— Extracted records —
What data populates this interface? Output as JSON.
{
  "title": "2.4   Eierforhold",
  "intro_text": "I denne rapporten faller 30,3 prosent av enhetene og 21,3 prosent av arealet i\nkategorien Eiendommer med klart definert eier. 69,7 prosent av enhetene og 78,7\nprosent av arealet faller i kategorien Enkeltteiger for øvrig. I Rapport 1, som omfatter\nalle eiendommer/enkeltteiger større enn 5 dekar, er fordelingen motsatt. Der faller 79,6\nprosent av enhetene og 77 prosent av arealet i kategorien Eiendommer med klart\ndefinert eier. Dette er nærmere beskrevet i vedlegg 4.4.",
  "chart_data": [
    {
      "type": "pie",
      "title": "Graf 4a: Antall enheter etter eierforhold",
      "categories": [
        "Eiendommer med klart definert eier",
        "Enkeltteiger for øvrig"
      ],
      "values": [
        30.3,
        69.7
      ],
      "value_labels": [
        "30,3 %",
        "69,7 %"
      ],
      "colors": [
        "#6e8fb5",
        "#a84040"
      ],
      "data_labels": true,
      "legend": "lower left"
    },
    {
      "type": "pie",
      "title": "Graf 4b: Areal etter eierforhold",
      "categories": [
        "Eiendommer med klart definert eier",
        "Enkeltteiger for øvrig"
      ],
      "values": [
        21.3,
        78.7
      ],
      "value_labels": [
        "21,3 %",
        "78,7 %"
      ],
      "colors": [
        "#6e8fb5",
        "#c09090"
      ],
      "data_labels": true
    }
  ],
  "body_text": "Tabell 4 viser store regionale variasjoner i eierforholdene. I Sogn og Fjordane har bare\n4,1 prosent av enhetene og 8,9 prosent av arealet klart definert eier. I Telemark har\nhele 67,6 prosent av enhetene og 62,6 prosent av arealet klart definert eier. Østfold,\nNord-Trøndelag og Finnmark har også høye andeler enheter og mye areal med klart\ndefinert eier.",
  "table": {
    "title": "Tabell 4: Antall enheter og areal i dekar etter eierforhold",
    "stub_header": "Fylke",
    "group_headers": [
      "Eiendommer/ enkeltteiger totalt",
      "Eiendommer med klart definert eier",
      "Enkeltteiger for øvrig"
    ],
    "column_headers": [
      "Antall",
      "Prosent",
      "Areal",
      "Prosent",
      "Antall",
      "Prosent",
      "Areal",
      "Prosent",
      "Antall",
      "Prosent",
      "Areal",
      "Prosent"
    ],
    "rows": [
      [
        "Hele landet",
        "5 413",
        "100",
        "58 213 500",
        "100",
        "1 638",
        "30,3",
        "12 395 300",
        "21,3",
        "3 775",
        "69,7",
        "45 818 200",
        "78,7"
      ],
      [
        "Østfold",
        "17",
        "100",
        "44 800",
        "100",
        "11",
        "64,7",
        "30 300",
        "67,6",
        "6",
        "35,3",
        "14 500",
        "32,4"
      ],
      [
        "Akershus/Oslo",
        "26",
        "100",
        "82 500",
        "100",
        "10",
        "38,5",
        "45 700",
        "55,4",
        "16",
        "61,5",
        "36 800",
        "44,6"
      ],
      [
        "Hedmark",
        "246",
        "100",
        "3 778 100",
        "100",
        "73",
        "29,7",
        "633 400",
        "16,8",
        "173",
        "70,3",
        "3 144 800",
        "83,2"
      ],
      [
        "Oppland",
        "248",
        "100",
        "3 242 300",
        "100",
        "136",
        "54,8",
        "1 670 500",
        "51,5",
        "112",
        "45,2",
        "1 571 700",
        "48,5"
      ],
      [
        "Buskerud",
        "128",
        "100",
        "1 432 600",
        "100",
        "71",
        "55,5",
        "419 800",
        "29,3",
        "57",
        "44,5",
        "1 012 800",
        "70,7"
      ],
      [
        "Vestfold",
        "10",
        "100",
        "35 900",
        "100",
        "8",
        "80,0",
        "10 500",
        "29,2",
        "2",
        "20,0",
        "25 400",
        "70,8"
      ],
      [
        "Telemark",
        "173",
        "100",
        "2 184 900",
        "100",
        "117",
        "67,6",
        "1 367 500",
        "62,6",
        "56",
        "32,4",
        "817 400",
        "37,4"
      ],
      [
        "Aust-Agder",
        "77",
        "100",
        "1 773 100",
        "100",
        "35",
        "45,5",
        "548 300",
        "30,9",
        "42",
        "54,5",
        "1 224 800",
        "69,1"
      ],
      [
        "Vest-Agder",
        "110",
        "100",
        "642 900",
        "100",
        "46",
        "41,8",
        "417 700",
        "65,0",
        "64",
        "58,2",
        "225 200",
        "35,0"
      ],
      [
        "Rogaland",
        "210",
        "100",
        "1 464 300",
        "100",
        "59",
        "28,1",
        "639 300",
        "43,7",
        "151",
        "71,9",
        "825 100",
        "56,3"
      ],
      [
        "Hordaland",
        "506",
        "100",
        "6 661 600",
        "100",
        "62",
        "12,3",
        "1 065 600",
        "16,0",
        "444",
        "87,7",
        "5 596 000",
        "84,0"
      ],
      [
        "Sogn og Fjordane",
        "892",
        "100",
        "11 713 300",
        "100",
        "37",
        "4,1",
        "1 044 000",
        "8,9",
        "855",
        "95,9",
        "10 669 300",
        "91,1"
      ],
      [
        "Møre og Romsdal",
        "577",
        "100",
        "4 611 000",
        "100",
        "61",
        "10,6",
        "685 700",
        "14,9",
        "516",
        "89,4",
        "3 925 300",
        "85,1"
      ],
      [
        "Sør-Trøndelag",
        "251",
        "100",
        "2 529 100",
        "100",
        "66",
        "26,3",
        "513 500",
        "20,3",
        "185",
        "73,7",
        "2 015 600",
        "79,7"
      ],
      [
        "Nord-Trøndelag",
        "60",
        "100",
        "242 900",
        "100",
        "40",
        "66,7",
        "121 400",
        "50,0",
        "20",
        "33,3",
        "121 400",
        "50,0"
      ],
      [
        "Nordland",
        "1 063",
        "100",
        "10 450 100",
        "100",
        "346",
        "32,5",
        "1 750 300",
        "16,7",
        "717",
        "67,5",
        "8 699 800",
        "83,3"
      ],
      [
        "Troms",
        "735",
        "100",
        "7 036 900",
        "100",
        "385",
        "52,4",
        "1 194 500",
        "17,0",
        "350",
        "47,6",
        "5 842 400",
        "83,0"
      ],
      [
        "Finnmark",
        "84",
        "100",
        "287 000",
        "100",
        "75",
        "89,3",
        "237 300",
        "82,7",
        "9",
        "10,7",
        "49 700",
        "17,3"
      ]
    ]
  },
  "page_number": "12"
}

— Task objective —
Write out the whole listing exactly.

— Completed exercise —
What data populates this interface? Output as JSON.
{
  "title": "2.4   Eierforhold",
  "intro_text": "I denne rapporten faller 30,3 prosent av enhetene og 21,3 prosent av arealet i\nkategorien Eiendommer med klart definert eier. 69,7 prosent av enhetene og 78,7\nprosent av arealet faller i kategorien Enkeltteiger for øvrig. I Rapport 1, som omfatter\nalle eiendommer/enkeltteiger større enn 5 dekar, er fordelingen motsatt. Der faller 79,6\nprosent av enhetene og 77 prosent av arealet i kategorien Eiendommer med klart\ndefinert eier. Dette er nærmere beskrevet i vedlegg 4.4.",
  "chart_data": [
    {
      "type": "pie",
      "title": "Graf 4a: Antall enheter etter eierforhold",
      "categories": [
        "Eiendommer med klart definert eier",
        "Enkeltteiger for øvrig"
      ],
      "values": [
        30.3,
        69.7
      ],
      "value_labels": [
        "30,3 %",
        "69,7 %"
      ],
      "colors": [
        "#6e8fb5",
        "#a84040"
      ],
      "data_labels": true,
      "legend": "lower left"
    },
    {
      "type": "pie",
      "title": "Graf 4b: Areal etter eierforhold",
      "categories": [
        "Eiendommer med klart definert eier",
        "Enkeltteiger for øvrig"
      ],
      "values": [
        21.3,
        78.7
      ],
      "value_labels": [
        "21,3 %",
        "78,7 %"
      ],
      "colors": [
        "#6e8fb5",
        "#c09090"
      ],
      "data_labels": true
    }
  ],
  "body_text": "Tabell 4 viser store regionale variasjoner i eierforholdene. I Sogn og Fjordane har bare\n4,1 prosent av enhetene og 8,9 prosent av arealet klart definert eier. I Telemark har\nhele 67,6 prosent av enhetene og 62,6 prosent av arealet klart definert eier. Østfold,\nNord-Trøndelag og Finnmark har også høye andeler enheter og mye areal med klart\ndefinert eier.",
  "table": {
    "title": "Tabell 4: Antall enheter og areal i dekar etter eierforhold",
    "stub_header": "Fylke",
    "group_headers": [
      "Eiendommer/ enkeltteiger totalt",
      "Eiendommer med klart definert eier",
      "Enkeltteiger for øvrig"
    ],
    "column_headers": [
      "Antall",
      "Prosent",
      "Areal",
      "Prosent",
      "Antall",
      "Prosent",
      "Areal",
      "Prosent",
      "Antall",
      "Prosent",
      "Areal",
      "Prosent"
    ],
    "rows": [
      [
        "Hele landet",
        "5 413",
        "100",
        "58 213 500",
        "100",
        "1 638",
        "30,3",
        "12 395 300",
        "21,3",
        "3 775",
        "69,7",
        "45 818 200",
        "78,7"
      ],
      [
        "Østfold",
        "17",
        "100",
        "44 800",
        "100",
        "11",
        "64,7",
        "30 300",
        "67,6",
        "6",
        "35,3",
        "14 500",
        "32,4"
      ],
      [
        "Akershus/Oslo",
        "26",
        "100",
        "82 500",
        "100",
        "10",
        "38,5",
        "45 700",
        "55,4",
        "16",
        "61,5",
        "36 800",
        "44,6"
      ],
      [
        "Hedmark",
        "246",
        "100",
        "3 778 100",
        "100",
        "73",
        "29,7",
        "633 400",
        "16,8",
        "173",
        "70,3",
        "3 144 800",
        "83,2"
      ],
      [
        "Oppland",
        "248",
        "100",
        "3 242 300",
        "100",
        "136",
        "54,8",
        "1 670 500",
        "51,5",
        "112",
        "45,2",
        "1 571 700",
        "48,5"
      ],
      [
        "Buskerud",
        "128",
        "100",
        "1 432 600",
        "100",
        "71",
        "55,5",
        "419 800",
        "29,3",
        "57",
        "44,5",
        "1 012 800",
        "70,7"
      ],
      [
        "Vestfold",
        "10",
        "100",
        "35 900",
        "100",
        "8",
        "80,0",
        "10 500",
        "29,2",
        "2",
        "20,0",
        "25 400",
        "70,8"
      ],
      [
        "Telemark",
        "173",
        "100",
        "2 184 900",
        "100",
        "117",
        "67,6",
        "1 367 500",
        "62,6",
        "56",
        "32,4",
        "817 400",
        "37,4"
      ],
      [
        "Aust-Agder",
        "77",
        "100",
        "1 773 100",
        "100",
        "35",
        "45,5",
        "548 300",
        "30,9",
        "42",
        "54,5",
        "1 224 800",
        "69,1"
      ],
      [
        "Vest-Agder",
        "110",
        "100",
        "642 900",
        "100",
        "46",
        "41,8",
        "417 700",
        "65,0",
        "64",
        "58,2",
        "225 200",
        "35,0"
      ],
      [
        "Rogaland",
        "210",
        "100",
        "1 464 300",
        "100",
        "59",
        "28,1",
        "639 300",
        "43,7",
        "151",
        "71,9",
        "825 100",
        "56,3"
      ],
      [
        "Hordaland",
        "506",
        "100",
        "6 661 600",
        "100",
        "62",
        "12,3",
        "1 065 600",
        "16,0",
        "444",
        "87,7",
        "5 596 000",
        "84,0"
      ],
      [
        "Sogn og Fjordane",
        "892",
        "100",
        "11 713 300",
        "100",
        "37",
        "4,1",
        "1 044 000",
        "8,9",
        "855",
        "95,9",
        "10 669 300",
        "91,1"
      ],
      [
        "Møre og Romsdal",
        "577",
        "100",
        "4 611 000",
        "100",
        "61",
        "10,6",
        "685 700",
        "14,9",
        "516",
        "89,4",
        "3 925 300",
        "85,1"
      ],
      [
        "Sør-Trøndelag",
        "251",
        "100",
        "2 529 100",
        "100",
        "66",
        "26,3",
        "513 500",
        "20,3",
        "185",
        "73,7",
        "2 015 600",
        "79,7"
      ],
      [
        "Nord-Trøndelag",
        "60",
        "100",
        "242 900",
        "100",
        "40",
        "66,7",
        "121 400",
        "50,0",
        "20",
        "33,3",
        "121 400",
        "50,0"
      ],
      [
        "Nordland",
        "1 063",
        "100",
        "10 450 100",
        "100",
        "346",
        "32,5",
        "1 750 300",
        "16,7",
        "717",
        "67,5",
        "8 699 800",
        "83,3"
      ],
      [
        "Troms",
        "735",
        "100",
        "7 036 900",
        "100",
        "385",
        "52,4",
        "1 194 500",
        "17,0",
        "350",
        "47,6",
        "5 842 400",
        "83,0"
      ],
      [
        "Finnmark",
        "84",
        "100",
        "287 000",
        "100",
        "75",
        "89,3",
        "237 300",
        "82,7",
        "9",
        "10,7",
        "49 700",
        "17,3"
      ]
    ]
  },
  "page_number": "12"
}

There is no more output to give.